_TASK OBJECTIVE_.
Locate every line in the records below that holds the word "mais" and return each one.
· · · · ·
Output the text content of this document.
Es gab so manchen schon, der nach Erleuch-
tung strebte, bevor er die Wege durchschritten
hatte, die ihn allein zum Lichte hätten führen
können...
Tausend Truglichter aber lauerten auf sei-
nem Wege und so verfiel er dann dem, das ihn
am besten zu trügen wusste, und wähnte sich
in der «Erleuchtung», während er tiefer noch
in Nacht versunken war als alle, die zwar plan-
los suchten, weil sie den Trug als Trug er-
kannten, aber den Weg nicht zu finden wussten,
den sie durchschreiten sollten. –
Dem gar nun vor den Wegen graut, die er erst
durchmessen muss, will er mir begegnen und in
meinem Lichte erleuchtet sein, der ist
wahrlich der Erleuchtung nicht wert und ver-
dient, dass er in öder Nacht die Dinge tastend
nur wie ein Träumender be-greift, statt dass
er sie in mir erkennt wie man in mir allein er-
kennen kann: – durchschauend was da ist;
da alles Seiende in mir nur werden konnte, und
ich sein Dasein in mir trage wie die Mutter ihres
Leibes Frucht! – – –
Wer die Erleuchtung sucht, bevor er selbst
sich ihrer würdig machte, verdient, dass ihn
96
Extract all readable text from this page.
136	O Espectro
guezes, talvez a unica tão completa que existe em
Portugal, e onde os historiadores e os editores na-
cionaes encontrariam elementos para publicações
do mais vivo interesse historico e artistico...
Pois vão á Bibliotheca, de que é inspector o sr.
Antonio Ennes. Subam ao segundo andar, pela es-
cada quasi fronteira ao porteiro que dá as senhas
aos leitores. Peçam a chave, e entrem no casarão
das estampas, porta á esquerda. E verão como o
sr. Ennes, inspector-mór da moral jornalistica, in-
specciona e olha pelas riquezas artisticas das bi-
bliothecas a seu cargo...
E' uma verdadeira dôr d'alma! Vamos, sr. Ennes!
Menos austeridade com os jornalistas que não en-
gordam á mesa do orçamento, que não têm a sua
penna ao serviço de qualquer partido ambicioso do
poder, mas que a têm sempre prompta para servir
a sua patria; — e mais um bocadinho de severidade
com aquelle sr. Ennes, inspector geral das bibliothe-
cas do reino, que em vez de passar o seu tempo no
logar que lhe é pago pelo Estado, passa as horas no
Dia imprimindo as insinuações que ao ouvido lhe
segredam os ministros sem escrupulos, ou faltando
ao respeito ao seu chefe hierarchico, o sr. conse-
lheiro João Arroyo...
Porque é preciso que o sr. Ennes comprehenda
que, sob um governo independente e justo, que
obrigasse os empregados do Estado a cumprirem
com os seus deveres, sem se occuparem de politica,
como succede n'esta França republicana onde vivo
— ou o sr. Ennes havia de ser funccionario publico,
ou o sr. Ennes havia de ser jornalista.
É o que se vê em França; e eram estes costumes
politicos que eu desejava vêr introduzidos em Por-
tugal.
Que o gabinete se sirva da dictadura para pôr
· · · · ·
_REPLY_.
do mais vivo interesse historico e artistico...
a sua patria; — e mais um bocadinho de severidade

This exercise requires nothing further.